┌──

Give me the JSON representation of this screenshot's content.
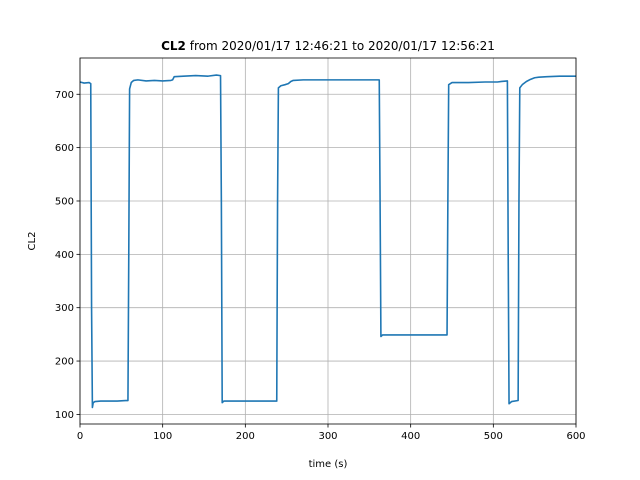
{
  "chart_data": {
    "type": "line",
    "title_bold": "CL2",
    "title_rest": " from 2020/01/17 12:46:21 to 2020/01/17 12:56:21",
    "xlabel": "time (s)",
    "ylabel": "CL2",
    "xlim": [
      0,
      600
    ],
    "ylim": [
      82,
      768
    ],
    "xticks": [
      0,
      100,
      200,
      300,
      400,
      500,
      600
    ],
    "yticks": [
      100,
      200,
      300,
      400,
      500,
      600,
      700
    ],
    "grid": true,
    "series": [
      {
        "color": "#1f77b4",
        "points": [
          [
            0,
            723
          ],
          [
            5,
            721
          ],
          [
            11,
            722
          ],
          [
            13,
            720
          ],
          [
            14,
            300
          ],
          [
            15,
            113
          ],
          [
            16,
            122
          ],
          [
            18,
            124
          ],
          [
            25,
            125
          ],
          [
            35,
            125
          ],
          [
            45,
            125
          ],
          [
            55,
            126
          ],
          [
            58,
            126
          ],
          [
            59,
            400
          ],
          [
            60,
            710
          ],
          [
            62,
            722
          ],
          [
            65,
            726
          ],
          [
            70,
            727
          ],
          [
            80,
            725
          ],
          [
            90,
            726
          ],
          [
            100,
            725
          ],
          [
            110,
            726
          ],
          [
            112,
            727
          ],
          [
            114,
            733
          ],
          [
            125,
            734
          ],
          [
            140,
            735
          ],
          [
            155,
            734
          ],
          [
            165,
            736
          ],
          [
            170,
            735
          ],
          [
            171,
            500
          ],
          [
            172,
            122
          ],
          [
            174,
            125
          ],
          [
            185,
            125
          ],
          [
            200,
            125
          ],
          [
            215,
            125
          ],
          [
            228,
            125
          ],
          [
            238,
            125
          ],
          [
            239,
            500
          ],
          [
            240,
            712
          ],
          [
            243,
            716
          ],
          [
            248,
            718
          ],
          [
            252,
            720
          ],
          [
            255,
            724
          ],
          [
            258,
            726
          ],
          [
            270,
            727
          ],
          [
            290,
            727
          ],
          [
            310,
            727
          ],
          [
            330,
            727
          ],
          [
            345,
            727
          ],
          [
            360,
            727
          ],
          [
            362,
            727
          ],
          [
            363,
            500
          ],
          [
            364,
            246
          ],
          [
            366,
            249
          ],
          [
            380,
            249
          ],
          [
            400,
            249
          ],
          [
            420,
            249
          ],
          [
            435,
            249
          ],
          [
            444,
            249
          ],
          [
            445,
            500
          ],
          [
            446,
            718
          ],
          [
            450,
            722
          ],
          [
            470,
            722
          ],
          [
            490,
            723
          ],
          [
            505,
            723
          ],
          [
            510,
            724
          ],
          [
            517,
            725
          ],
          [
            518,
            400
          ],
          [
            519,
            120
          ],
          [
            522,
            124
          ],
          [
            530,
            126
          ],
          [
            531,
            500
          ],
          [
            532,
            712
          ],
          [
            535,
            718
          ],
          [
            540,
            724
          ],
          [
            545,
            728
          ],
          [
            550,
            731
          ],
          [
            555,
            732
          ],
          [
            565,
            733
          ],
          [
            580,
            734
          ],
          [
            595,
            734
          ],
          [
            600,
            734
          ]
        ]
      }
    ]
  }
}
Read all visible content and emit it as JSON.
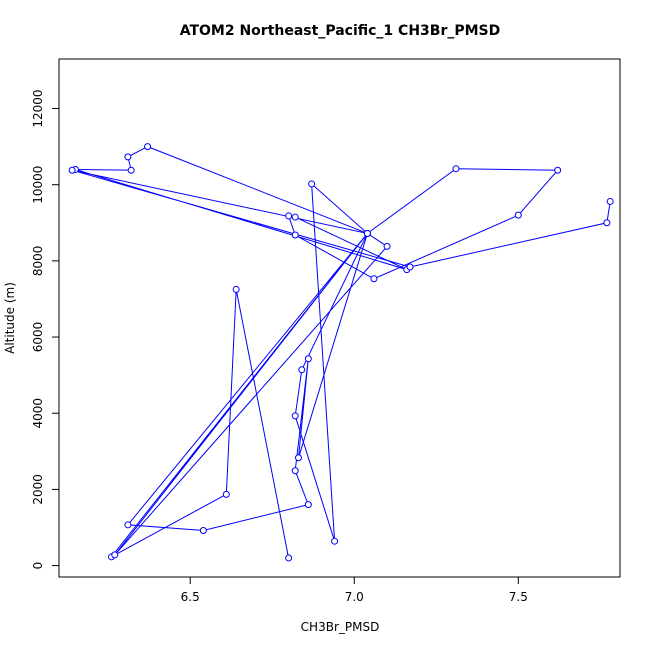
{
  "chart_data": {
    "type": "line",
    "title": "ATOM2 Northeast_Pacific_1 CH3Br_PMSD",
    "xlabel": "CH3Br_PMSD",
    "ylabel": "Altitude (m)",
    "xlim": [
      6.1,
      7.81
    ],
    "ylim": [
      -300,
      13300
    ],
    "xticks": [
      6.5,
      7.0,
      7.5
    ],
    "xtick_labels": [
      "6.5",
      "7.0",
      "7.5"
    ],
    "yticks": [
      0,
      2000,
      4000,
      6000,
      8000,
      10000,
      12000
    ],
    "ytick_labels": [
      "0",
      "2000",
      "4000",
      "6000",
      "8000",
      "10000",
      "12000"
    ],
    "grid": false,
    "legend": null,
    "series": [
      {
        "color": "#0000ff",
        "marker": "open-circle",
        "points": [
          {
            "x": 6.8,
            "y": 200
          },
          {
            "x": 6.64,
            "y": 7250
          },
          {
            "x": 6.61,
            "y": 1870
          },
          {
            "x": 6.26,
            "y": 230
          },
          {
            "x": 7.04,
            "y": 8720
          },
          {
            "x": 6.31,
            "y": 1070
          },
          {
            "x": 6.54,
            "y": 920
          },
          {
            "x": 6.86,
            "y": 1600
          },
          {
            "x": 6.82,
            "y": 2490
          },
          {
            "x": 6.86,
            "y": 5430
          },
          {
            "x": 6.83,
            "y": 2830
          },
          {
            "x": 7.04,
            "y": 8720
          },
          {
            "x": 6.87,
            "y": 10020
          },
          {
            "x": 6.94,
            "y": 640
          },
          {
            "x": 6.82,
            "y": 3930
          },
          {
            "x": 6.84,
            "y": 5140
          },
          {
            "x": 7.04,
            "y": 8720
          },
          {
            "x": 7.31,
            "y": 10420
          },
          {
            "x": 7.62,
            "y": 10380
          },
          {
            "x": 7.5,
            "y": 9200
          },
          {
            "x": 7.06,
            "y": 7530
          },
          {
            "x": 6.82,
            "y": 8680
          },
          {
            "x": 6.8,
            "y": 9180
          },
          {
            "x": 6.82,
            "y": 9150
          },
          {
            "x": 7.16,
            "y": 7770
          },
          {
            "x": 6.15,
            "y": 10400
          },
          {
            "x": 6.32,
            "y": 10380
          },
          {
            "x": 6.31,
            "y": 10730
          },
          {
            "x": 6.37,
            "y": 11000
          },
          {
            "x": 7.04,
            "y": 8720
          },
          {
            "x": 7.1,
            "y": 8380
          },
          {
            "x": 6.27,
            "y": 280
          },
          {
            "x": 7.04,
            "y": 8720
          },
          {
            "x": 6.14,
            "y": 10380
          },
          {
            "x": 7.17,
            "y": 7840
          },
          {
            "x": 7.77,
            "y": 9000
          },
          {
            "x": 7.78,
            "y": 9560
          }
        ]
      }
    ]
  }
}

└──
┌──

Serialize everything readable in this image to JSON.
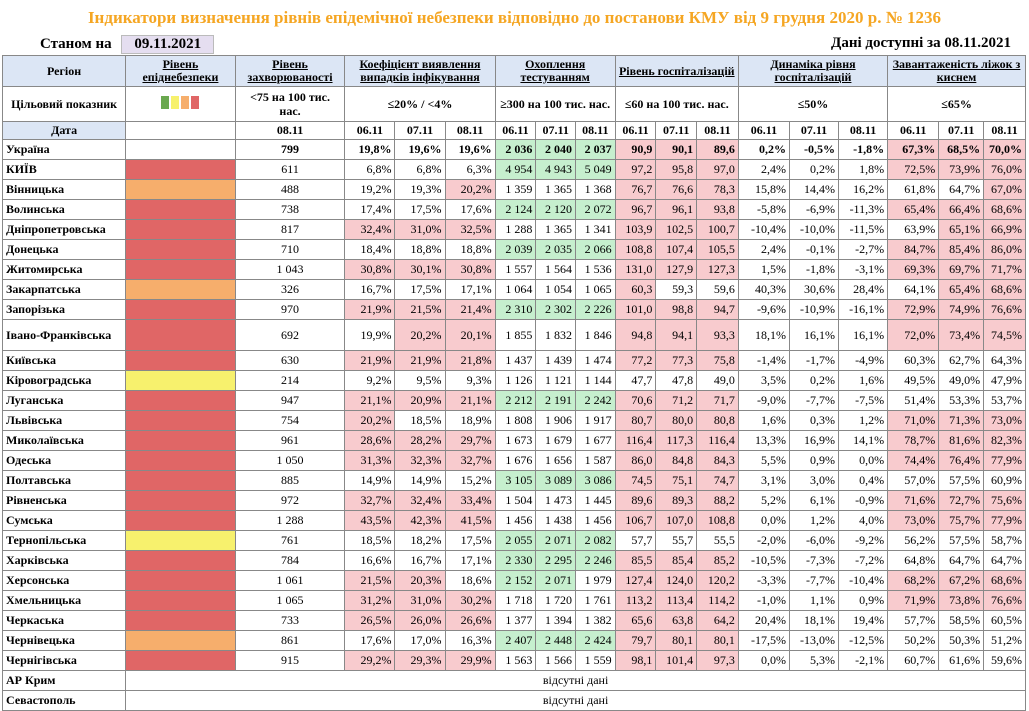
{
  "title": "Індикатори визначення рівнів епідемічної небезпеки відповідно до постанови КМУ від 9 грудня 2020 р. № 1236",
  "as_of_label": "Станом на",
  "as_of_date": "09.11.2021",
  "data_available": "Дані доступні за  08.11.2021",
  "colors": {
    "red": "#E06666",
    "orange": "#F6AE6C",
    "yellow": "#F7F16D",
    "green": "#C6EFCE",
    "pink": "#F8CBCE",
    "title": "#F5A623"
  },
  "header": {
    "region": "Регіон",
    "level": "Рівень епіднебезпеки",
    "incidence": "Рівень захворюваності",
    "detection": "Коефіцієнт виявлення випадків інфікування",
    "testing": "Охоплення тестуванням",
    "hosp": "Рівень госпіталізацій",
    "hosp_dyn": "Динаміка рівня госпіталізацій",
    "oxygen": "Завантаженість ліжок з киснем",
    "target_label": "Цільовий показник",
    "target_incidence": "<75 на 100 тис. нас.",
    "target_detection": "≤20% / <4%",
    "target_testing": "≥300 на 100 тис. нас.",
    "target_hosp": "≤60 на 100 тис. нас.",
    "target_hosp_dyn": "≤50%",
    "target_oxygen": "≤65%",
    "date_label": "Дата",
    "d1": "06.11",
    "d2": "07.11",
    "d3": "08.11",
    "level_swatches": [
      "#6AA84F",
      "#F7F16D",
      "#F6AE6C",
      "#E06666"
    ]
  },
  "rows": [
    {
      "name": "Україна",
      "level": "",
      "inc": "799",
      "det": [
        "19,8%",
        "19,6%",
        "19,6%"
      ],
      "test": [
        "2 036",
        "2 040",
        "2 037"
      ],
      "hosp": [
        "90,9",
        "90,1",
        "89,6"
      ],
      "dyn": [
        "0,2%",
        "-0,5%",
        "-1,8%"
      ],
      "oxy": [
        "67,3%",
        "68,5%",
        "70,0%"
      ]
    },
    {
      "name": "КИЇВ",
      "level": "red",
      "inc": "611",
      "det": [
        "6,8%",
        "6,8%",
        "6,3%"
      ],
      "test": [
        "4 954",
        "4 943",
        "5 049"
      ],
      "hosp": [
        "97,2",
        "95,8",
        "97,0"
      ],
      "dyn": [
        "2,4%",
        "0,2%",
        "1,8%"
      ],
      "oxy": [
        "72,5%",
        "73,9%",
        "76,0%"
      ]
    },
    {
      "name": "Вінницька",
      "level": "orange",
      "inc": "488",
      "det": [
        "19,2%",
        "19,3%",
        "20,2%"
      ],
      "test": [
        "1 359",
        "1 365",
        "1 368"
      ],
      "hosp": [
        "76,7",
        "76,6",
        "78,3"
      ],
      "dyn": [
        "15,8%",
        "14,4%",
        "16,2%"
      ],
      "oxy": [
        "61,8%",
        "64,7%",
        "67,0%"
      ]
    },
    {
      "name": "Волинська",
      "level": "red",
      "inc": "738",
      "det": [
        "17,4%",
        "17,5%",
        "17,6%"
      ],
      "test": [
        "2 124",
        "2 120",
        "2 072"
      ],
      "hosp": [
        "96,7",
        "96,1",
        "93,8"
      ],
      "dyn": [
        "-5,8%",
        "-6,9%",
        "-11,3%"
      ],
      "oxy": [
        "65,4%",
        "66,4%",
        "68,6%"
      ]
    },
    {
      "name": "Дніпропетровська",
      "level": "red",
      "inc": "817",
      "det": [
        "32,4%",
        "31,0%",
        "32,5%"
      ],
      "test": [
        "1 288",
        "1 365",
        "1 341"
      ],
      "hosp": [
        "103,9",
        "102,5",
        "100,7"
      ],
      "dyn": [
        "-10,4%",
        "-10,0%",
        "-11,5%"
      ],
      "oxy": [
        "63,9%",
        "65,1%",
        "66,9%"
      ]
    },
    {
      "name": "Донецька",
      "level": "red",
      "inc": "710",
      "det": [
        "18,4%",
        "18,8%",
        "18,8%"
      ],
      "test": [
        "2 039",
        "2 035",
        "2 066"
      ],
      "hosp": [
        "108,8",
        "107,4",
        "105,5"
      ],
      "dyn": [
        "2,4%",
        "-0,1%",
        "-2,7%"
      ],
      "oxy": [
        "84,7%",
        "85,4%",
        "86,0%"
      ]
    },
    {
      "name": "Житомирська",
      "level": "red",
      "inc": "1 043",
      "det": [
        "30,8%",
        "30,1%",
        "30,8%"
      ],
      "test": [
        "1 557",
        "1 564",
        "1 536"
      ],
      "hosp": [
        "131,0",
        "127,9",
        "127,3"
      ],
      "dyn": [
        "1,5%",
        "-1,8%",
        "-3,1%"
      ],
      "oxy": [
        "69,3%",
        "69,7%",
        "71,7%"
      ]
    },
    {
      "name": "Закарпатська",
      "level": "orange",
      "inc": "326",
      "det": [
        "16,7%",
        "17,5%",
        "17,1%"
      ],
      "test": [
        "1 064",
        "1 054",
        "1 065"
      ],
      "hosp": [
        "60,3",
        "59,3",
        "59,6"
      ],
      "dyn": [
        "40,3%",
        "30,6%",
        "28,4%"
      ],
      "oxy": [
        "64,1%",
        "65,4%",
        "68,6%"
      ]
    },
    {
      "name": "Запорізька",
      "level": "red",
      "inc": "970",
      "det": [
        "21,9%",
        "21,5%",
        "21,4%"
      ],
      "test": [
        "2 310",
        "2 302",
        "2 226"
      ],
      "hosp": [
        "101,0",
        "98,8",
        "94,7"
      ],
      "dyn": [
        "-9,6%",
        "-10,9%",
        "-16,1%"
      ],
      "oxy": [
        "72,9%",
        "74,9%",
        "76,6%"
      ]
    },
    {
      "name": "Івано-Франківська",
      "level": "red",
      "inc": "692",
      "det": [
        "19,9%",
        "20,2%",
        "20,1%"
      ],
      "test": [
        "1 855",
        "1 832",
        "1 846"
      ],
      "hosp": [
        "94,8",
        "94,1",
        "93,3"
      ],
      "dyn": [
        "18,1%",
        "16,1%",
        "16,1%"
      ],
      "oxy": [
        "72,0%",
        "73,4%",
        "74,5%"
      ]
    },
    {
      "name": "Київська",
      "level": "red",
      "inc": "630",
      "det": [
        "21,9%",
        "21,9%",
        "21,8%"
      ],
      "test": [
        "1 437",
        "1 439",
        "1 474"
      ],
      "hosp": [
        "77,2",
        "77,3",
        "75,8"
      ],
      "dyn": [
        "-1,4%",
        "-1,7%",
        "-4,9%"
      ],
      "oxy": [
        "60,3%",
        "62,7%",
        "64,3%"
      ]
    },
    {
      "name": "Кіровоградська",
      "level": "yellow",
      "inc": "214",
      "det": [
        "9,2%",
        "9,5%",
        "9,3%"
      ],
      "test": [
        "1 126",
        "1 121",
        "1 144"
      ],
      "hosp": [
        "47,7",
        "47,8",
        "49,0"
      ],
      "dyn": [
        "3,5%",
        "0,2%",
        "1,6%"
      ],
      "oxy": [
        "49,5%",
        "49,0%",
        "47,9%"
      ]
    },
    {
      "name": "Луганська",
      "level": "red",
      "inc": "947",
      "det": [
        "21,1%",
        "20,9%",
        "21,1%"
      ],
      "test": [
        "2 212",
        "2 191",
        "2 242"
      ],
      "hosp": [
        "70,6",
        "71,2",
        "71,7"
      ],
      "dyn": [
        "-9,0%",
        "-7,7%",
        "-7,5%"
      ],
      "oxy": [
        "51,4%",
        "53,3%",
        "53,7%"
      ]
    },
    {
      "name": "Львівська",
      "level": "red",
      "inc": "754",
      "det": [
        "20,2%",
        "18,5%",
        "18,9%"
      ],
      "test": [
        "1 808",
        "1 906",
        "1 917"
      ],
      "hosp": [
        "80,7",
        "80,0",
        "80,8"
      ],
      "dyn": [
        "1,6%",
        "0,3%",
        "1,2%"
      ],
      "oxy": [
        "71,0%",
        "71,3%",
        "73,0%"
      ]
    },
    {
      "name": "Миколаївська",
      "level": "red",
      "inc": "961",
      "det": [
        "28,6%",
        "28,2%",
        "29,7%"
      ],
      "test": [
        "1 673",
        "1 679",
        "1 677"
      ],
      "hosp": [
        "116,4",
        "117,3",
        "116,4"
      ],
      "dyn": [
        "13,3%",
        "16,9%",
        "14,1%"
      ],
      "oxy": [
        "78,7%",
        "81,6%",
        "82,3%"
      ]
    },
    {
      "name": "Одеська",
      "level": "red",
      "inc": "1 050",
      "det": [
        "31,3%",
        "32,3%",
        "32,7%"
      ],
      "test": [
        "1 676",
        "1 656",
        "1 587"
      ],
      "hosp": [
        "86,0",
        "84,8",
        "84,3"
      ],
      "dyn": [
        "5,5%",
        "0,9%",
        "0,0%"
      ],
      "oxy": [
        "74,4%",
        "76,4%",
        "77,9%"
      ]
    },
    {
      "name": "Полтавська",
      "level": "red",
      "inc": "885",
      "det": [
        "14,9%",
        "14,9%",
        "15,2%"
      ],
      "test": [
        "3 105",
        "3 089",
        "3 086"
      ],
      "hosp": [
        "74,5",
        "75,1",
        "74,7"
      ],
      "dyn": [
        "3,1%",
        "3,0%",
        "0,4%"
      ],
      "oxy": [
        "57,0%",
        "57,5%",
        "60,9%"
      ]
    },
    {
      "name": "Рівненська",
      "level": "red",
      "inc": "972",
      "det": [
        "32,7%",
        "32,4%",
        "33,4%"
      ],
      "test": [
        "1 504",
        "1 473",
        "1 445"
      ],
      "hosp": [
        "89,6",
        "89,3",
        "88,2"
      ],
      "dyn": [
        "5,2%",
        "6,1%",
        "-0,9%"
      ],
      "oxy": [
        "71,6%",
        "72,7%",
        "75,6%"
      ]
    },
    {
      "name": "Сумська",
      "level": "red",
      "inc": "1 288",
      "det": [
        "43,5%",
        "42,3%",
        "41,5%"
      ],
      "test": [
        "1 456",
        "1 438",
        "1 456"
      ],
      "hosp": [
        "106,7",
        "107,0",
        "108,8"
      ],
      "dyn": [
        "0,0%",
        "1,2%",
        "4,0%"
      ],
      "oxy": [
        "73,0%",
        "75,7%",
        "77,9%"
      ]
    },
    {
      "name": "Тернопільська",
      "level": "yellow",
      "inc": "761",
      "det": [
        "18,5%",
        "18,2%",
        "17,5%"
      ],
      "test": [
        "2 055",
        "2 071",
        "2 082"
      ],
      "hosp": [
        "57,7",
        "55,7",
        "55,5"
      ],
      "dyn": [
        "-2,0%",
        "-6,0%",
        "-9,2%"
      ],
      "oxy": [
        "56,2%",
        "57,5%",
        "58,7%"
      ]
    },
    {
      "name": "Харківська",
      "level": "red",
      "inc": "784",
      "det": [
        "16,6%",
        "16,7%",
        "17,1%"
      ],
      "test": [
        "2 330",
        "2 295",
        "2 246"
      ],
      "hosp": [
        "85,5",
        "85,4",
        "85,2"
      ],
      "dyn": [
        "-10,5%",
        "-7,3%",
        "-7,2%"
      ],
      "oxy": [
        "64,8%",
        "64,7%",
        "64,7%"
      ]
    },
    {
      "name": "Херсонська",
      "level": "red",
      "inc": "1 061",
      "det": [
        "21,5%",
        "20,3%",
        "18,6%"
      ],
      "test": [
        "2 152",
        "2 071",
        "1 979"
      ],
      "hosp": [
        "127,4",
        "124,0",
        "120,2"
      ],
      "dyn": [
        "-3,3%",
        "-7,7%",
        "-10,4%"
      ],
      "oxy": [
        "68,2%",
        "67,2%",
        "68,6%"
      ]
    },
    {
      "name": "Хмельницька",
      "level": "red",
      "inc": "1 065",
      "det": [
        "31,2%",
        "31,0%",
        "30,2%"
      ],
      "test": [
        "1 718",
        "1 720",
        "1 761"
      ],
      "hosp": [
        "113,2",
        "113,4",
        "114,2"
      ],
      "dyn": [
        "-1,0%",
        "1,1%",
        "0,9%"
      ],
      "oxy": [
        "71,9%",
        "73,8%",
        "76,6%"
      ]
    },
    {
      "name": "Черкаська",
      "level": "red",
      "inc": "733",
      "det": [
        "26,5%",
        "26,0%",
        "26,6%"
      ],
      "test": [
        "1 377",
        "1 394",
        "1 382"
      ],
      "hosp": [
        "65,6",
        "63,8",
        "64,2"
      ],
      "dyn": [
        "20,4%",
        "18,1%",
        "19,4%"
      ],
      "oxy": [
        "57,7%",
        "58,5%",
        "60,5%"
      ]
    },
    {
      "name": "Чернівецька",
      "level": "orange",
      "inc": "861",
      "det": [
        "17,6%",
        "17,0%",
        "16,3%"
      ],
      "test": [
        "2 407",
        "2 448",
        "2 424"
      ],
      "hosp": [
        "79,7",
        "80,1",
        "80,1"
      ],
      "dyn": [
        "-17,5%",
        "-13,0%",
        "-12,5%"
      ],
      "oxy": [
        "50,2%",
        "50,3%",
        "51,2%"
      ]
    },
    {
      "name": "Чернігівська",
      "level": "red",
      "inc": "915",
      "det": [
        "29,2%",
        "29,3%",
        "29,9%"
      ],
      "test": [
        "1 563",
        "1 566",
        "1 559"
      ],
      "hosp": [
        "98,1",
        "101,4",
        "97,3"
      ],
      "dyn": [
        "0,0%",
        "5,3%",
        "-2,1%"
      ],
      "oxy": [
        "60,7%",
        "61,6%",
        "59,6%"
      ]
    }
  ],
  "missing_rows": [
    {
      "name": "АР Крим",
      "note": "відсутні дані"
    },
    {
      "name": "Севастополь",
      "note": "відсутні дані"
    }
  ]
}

└──

Check every line for "content" and show the ones that have it.

#### RESPONSE BELOW:
Give me the JSON representation of this screenshot's content.
Read all visible content and emit it as JSON.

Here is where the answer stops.